# WORK TO COMPLETE
An exact copy of all the data is required, with pictures left out.

# RECORDS PROVIDED
[START]

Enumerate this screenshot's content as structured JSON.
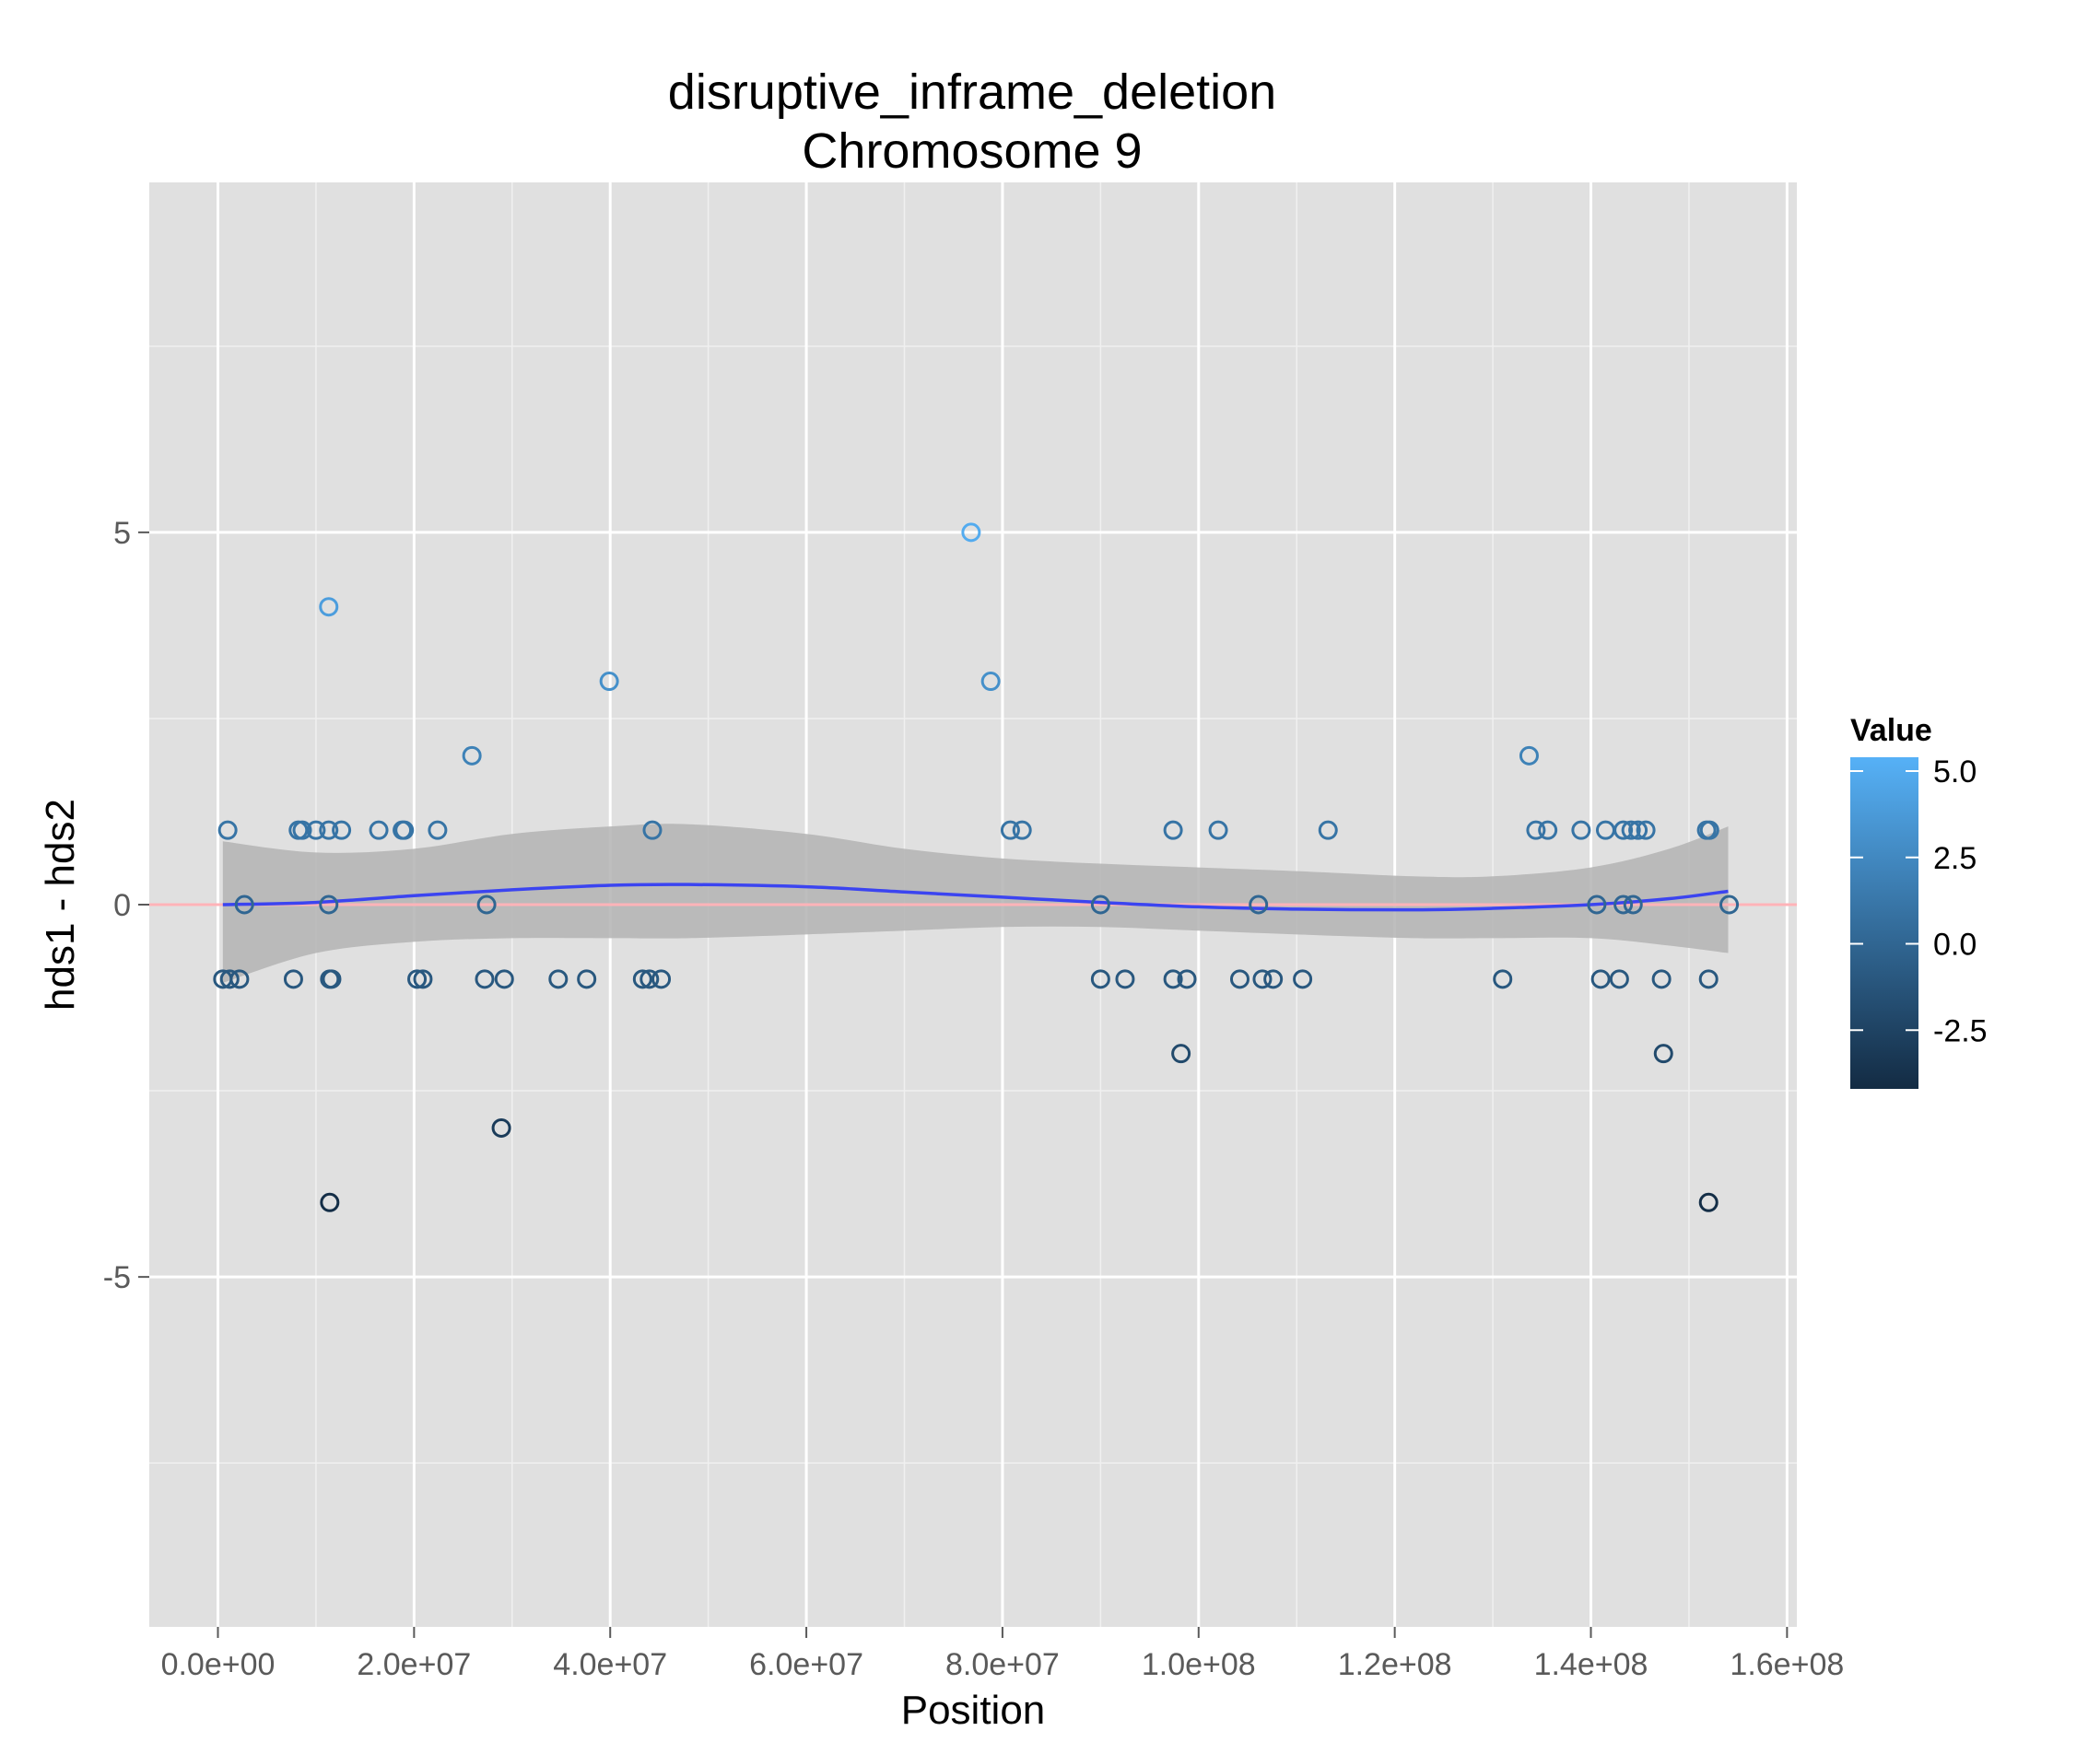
{
  "chart_data": {
    "type": "scatter",
    "title": "disruptive_inframe_deletion",
    "subtitle": "Chromosome 9",
    "xlabel": "Position",
    "ylabel": "hds1 - hds2",
    "xlim": [
      -7000000,
      161000000
    ],
    "ylim": [
      -9.7,
      9.7
    ],
    "x_ticks": [
      0,
      20000000,
      40000000,
      60000000,
      80000000,
      100000000,
      120000000,
      140000000,
      160000000
    ],
    "x_tick_labels": [
      "0.0e+00",
      "2.0e+07",
      "4.0e+07",
      "6.0e+07",
      "8.0e+07",
      "1.0e+08",
      "1.2e+08",
      "1.4e+08",
      "1.6e+08"
    ],
    "y_ticks": [
      -5,
      0,
      5
    ],
    "y_tick_labels": [
      "-5",
      "0",
      "5"
    ],
    "grid": true,
    "background": "#e0e0e0",
    "reference_line": {
      "y": 0,
      "color": "#ffb3b8"
    },
    "smooth_line": {
      "color": "#3b44f0",
      "band_color": "#b3b3b3",
      "points": [
        {
          "x": 500000,
          "y": 0.0,
          "lo": -1.05,
          "hi": 0.85
        },
        {
          "x": 10000000,
          "y": 0.03,
          "lo": -0.65,
          "hi": 0.7
        },
        {
          "x": 20000000,
          "y": 0.12,
          "lo": -0.5,
          "hi": 0.75
        },
        {
          "x": 30000000,
          "y": 0.2,
          "lo": -0.45,
          "hi": 0.95
        },
        {
          "x": 40000000,
          "y": 0.26,
          "lo": -0.45,
          "hi": 1.05
        },
        {
          "x": 48000000,
          "y": 0.27,
          "lo": -0.45,
          "hi": 1.08
        },
        {
          "x": 60000000,
          "y": 0.24,
          "lo": -0.4,
          "hi": 0.95
        },
        {
          "x": 70000000,
          "y": 0.17,
          "lo": -0.35,
          "hi": 0.75
        },
        {
          "x": 80000000,
          "y": 0.1,
          "lo": -0.3,
          "hi": 0.62
        },
        {
          "x": 90000000,
          "y": 0.03,
          "lo": -0.3,
          "hi": 0.55
        },
        {
          "x": 100000000,
          "y": -0.03,
          "lo": -0.35,
          "hi": 0.5
        },
        {
          "x": 110000000,
          "y": -0.06,
          "lo": -0.4,
          "hi": 0.45
        },
        {
          "x": 122000000,
          "y": -0.07,
          "lo": -0.45,
          "hi": 0.38
        },
        {
          "x": 130000000,
          "y": -0.05,
          "lo": -0.45,
          "hi": 0.38
        },
        {
          "x": 140000000,
          "y": 0.0,
          "lo": -0.45,
          "hi": 0.5
        },
        {
          "x": 148000000,
          "y": 0.08,
          "lo": -0.55,
          "hi": 0.75
        },
        {
          "x": 154000000,
          "y": 0.18,
          "lo": -0.65,
          "hi": 1.05
        }
      ]
    },
    "color_scale": {
      "name": "Value",
      "low": -4.2,
      "high": 5.4,
      "low_color": "#132b43",
      "high_color": "#56b1f7",
      "breaks": [
        5.0,
        2.5,
        0.0,
        -2.5
      ],
      "labels": [
        "5.0",
        "2.5",
        "0.0",
        "-2.5"
      ]
    },
    "points": [
      {
        "x": 500000,
        "y": -1
      },
      {
        "x": 1000000,
        "y": 1
      },
      {
        "x": 1200000,
        "y": -1
      },
      {
        "x": 2200000,
        "y": -1
      },
      {
        "x": 2700000,
        "y": 0
      },
      {
        "x": 7700000,
        "y": -1
      },
      {
        "x": 8200000,
        "y": 1
      },
      {
        "x": 8600000,
        "y": 1
      },
      {
        "x": 10000000,
        "y": 1
      },
      {
        "x": 11300000,
        "y": 1
      },
      {
        "x": 11300000,
        "y": 0
      },
      {
        "x": 11300000,
        "y": 4
      },
      {
        "x": 11400000,
        "y": -1
      },
      {
        "x": 11600000,
        "y": -1
      },
      {
        "x": 11400000,
        "y": -4
      },
      {
        "x": 12600000,
        "y": 1
      },
      {
        "x": 16400000,
        "y": 1
      },
      {
        "x": 18800000,
        "y": 1
      },
      {
        "x": 19000000,
        "y": 1
      },
      {
        "x": 20300000,
        "y": -1
      },
      {
        "x": 20900000,
        "y": -1
      },
      {
        "x": 22400000,
        "y": 1
      },
      {
        "x": 25900000,
        "y": 2
      },
      {
        "x": 27200000,
        "y": -1
      },
      {
        "x": 27400000,
        "y": 0
      },
      {
        "x": 28900000,
        "y": -3
      },
      {
        "x": 29200000,
        "y": -1
      },
      {
        "x": 34700000,
        "y": -1
      },
      {
        "x": 37600000,
        "y": -1
      },
      {
        "x": 39900000,
        "y": 3
      },
      {
        "x": 43300000,
        "y": -1
      },
      {
        "x": 44000000,
        "y": -1
      },
      {
        "x": 44300000,
        "y": 1
      },
      {
        "x": 45200000,
        "y": -1
      },
      {
        "x": 76800000,
        "y": 5
      },
      {
        "x": 78800000,
        "y": 3
      },
      {
        "x": 80800000,
        "y": 1
      },
      {
        "x": 82000000,
        "y": 1
      },
      {
        "x": 90000000,
        "y": 0
      },
      {
        "x": 90000000,
        "y": -1
      },
      {
        "x": 92500000,
        "y": -1
      },
      {
        "x": 97400000,
        "y": 1
      },
      {
        "x": 97400000,
        "y": -1
      },
      {
        "x": 98200000,
        "y": -2
      },
      {
        "x": 98800000,
        "y": -1
      },
      {
        "x": 102000000,
        "y": 1
      },
      {
        "x": 104200000,
        "y": -1
      },
      {
        "x": 106100000,
        "y": 0
      },
      {
        "x": 106500000,
        "y": -1
      },
      {
        "x": 107600000,
        "y": -1
      },
      {
        "x": 110600000,
        "y": -1
      },
      {
        "x": 113200000,
        "y": 1
      },
      {
        "x": 131000000,
        "y": -1
      },
      {
        "x": 133700000,
        "y": 2
      },
      {
        "x": 134400000,
        "y": 1
      },
      {
        "x": 135600000,
        "y": 1
      },
      {
        "x": 139000000,
        "y": 1
      },
      {
        "x": 140600000,
        "y": 0
      },
      {
        "x": 141000000,
        "y": -1
      },
      {
        "x": 141500000,
        "y": 1
      },
      {
        "x": 142900000,
        "y": -1
      },
      {
        "x": 143300000,
        "y": 1
      },
      {
        "x": 143300000,
        "y": 0
      },
      {
        "x": 144100000,
        "y": 1
      },
      {
        "x": 144300000,
        "y": 0
      },
      {
        "x": 144800000,
        "y": 1
      },
      {
        "x": 145600000,
        "y": 1
      },
      {
        "x": 147200000,
        "y": -1
      },
      {
        "x": 147400000,
        "y": -2
      },
      {
        "x": 151800000,
        "y": 1
      },
      {
        "x": 152000000,
        "y": -1
      },
      {
        "x": 152100000,
        "y": 1
      },
      {
        "x": 152000000,
        "y": -4
      },
      {
        "x": 154100000,
        "y": 0
      }
    ]
  }
}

[END]

# RESPONSE BELOW
Enumerate this screenshot's content as structured JSON.
{
  "chart_data": {
    "type": "scatter",
    "title": "disruptive_inframe_deletion",
    "subtitle": "Chromosome 9",
    "xlabel": "Position",
    "ylabel": "hds1 - hds2",
    "xlim": [
      -7000000,
      161000000
    ],
    "ylim": [
      -9.7,
      9.7
    ],
    "x_ticks": [
      0,
      20000000,
      40000000,
      60000000,
      80000000,
      100000000,
      120000000,
      140000000,
      160000000
    ],
    "x_tick_labels": [
      "0.0e+00",
      "2.0e+07",
      "4.0e+07",
      "6.0e+07",
      "8.0e+07",
      "1.0e+08",
      "1.2e+08",
      "1.4e+08",
      "1.6e+08"
    ],
    "y_ticks": [
      -5,
      0,
      5
    ],
    "y_tick_labels": [
      "-5",
      "0",
      "5"
    ],
    "grid": true,
    "background": "#e0e0e0",
    "reference_line": {
      "y": 0,
      "color": "#ffb3b8"
    },
    "smooth_line": {
      "color": "#3b44f0",
      "band_color": "#b3b3b3",
      "points": [
        {
          "x": 500000,
          "y": 0.0,
          "lo": -1.05,
          "hi": 0.85
        },
        {
          "x": 10000000,
          "y": 0.03,
          "lo": -0.65,
          "hi": 0.7
        },
        {
          "x": 20000000,
          "y": 0.12,
          "lo": -0.5,
          "hi": 0.75
        },
        {
          "x": 30000000,
          "y": 0.2,
          "lo": -0.45,
          "hi": 0.95
        },
        {
          "x": 40000000,
          "y": 0.26,
          "lo": -0.45,
          "hi": 1.05
        },
        {
          "x": 48000000,
          "y": 0.27,
          "lo": -0.45,
          "hi": 1.08
        },
        {
          "x": 60000000,
          "y": 0.24,
          "lo": -0.4,
          "hi": 0.95
        },
        {
          "x": 70000000,
          "y": 0.17,
          "lo": -0.35,
          "hi": 0.75
        },
        {
          "x": 80000000,
          "y": 0.1,
          "lo": -0.3,
          "hi": 0.62
        },
        {
          "x": 90000000,
          "y": 0.03,
          "lo": -0.3,
          "hi": 0.55
        },
        {
          "x": 100000000,
          "y": -0.03,
          "lo": -0.35,
          "hi": 0.5
        },
        {
          "x": 110000000,
          "y": -0.06,
          "lo": -0.4,
          "hi": 0.45
        },
        {
          "x": 122000000,
          "y": -0.07,
          "lo": -0.45,
          "hi": 0.38
        },
        {
          "x": 130000000,
          "y": -0.05,
          "lo": -0.45,
          "hi": 0.38
        },
        {
          "x": 140000000,
          "y": 0.0,
          "lo": -0.45,
          "hi": 0.5
        },
        {
          "x": 148000000,
          "y": 0.08,
          "lo": -0.55,
          "hi": 0.75
        },
        {
          "x": 154000000,
          "y": 0.18,
          "lo": -0.65,
          "hi": 1.05
        }
      ]
    },
    "color_scale": {
      "name": "Value",
      "low": -4.2,
      "high": 5.4,
      "low_color": "#132b43",
      "high_color": "#56b1f7",
      "breaks": [
        5.0,
        2.5,
        0.0,
        -2.5
      ],
      "labels": [
        "5.0",
        "2.5",
        "0.0",
        "-2.5"
      ]
    },
    "points": [
      {
        "x": 500000,
        "y": -1
      },
      {
        "x": 1000000,
        "y": 1
      },
      {
        "x": 1200000,
        "y": -1
      },
      {
        "x": 2200000,
        "y": -1
      },
      {
        "x": 2700000,
        "y": 0
      },
      {
        "x": 7700000,
        "y": -1
      },
      {
        "x": 8200000,
        "y": 1
      },
      {
        "x": 8600000,
        "y": 1
      },
      {
        "x": 10000000,
        "y": 1
      },
      {
        "x": 11300000,
        "y": 1
      },
      {
        "x": 11300000,
        "y": 0
      },
      {
        "x": 11300000,
        "y": 4
      },
      {
        "x": 11400000,
        "y": -1
      },
      {
        "x": 11600000,
        "y": -1
      },
      {
        "x": 11400000,
        "y": -4
      },
      {
        "x": 12600000,
        "y": 1
      },
      {
        "x": 16400000,
        "y": 1
      },
      {
        "x": 18800000,
        "y": 1
      },
      {
        "x": 19000000,
        "y": 1
      },
      {
        "x": 20300000,
        "y": -1
      },
      {
        "x": 20900000,
        "y": -1
      },
      {
        "x": 22400000,
        "y": 1
      },
      {
        "x": 25900000,
        "y": 2
      },
      {
        "x": 27200000,
        "y": -1
      },
      {
        "x": 27400000,
        "y": 0
      },
      {
        "x": 28900000,
        "y": -3
      },
      {
        "x": 29200000,
        "y": -1
      },
      {
        "x": 34700000,
        "y": -1
      },
      {
        "x": 37600000,
        "y": -1
      },
      {
        "x": 39900000,
        "y": 3
      },
      {
        "x": 43300000,
        "y": -1
      },
      {
        "x": 44000000,
        "y": -1
      },
      {
        "x": 44300000,
        "y": 1
      },
      {
        "x": 45200000,
        "y": -1
      },
      {
        "x": 76800000,
        "y": 5
      },
      {
        "x": 78800000,
        "y": 3
      },
      {
        "x": 80800000,
        "y": 1
      },
      {
        "x": 82000000,
        "y": 1
      },
      {
        "x": 90000000,
        "y": 0
      },
      {
        "x": 90000000,
        "y": -1
      },
      {
        "x": 92500000,
        "y": -1
      },
      {
        "x": 97400000,
        "y": 1
      },
      {
        "x": 97400000,
        "y": -1
      },
      {
        "x": 98200000,
        "y": -2
      },
      {
        "x": 98800000,
        "y": -1
      },
      {
        "x": 102000000,
        "y": 1
      },
      {
        "x": 104200000,
        "y": -1
      },
      {
        "x": 106100000,
        "y": 0
      },
      {
        "x": 106500000,
        "y": -1
      },
      {
        "x": 107600000,
        "y": -1
      },
      {
        "x": 110600000,
        "y": -1
      },
      {
        "x": 113200000,
        "y": 1
      },
      {
        "x": 131000000,
        "y": -1
      },
      {
        "x": 133700000,
        "y": 2
      },
      {
        "x": 134400000,
        "y": 1
      },
      {
        "x": 135600000,
        "y": 1
      },
      {
        "x": 139000000,
        "y": 1
      },
      {
        "x": 140600000,
        "y": 0
      },
      {
        "x": 141000000,
        "y": -1
      },
      {
        "x": 141500000,
        "y": 1
      },
      {
        "x": 142900000,
        "y": -1
      },
      {
        "x": 143300000,
        "y": 1
      },
      {
        "x": 143300000,
        "y": 0
      },
      {
        "x": 144100000,
        "y": 1
      },
      {
        "x": 144300000,
        "y": 0
      },
      {
        "x": 144800000,
        "y": 1
      },
      {
        "x": 145600000,
        "y": 1
      },
      {
        "x": 147200000,
        "y": -1
      },
      {
        "x": 147400000,
        "y": -2
      },
      {
        "x": 151800000,
        "y": 1
      },
      {
        "x": 152000000,
        "y": -1
      },
      {
        "x": 152100000,
        "y": 1
      },
      {
        "x": 152000000,
        "y": -4
      },
      {
        "x": 154100000,
        "y": 0
      }
    ]
  }
}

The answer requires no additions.